GOAL
In the entries, find all lines that hold the word "desc" and copy them.

EXTRACTED MATERIAL
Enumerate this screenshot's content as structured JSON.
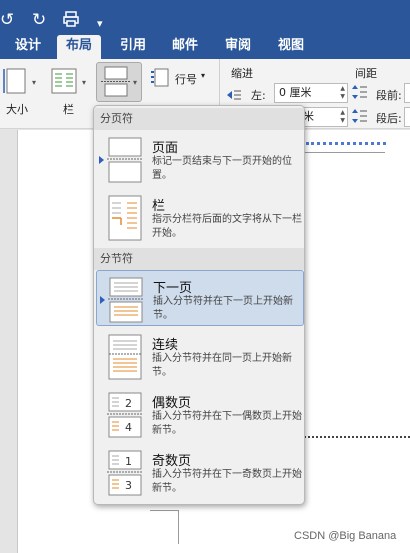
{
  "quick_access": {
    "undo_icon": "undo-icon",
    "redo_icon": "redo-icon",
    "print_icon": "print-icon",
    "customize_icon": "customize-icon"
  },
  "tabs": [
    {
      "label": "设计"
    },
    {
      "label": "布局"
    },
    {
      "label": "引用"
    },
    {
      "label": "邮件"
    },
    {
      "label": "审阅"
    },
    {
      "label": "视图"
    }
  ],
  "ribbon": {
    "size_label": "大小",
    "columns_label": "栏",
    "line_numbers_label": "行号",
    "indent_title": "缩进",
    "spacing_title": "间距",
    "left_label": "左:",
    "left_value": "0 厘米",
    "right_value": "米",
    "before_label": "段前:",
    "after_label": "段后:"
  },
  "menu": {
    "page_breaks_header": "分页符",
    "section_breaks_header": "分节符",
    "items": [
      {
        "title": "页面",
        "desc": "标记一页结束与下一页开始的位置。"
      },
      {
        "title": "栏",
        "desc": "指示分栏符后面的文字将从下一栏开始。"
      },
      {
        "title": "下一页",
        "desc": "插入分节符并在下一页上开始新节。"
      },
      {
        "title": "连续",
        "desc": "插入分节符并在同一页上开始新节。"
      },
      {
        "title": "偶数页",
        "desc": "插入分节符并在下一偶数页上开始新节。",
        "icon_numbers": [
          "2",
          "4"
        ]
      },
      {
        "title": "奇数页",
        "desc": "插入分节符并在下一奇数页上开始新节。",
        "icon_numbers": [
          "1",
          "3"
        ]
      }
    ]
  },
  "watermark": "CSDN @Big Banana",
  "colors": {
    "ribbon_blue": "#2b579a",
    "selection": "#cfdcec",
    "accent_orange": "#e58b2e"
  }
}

RESPONSE TO THIS EXERCISE
        "desc": "标记一页结束与下一页开始的位置。"
        "desc": "指示分栏符后面的文字将从下一栏开始。"
        "desc": "插入分节符并在下一页上开始新节。"
        "desc": "插入分节符并在同一页上开始新节。"
        "desc": "插入分节符并在下一偶数页上开始新节。",
        "desc": "插入分节符并在下一奇数页上开始新节。",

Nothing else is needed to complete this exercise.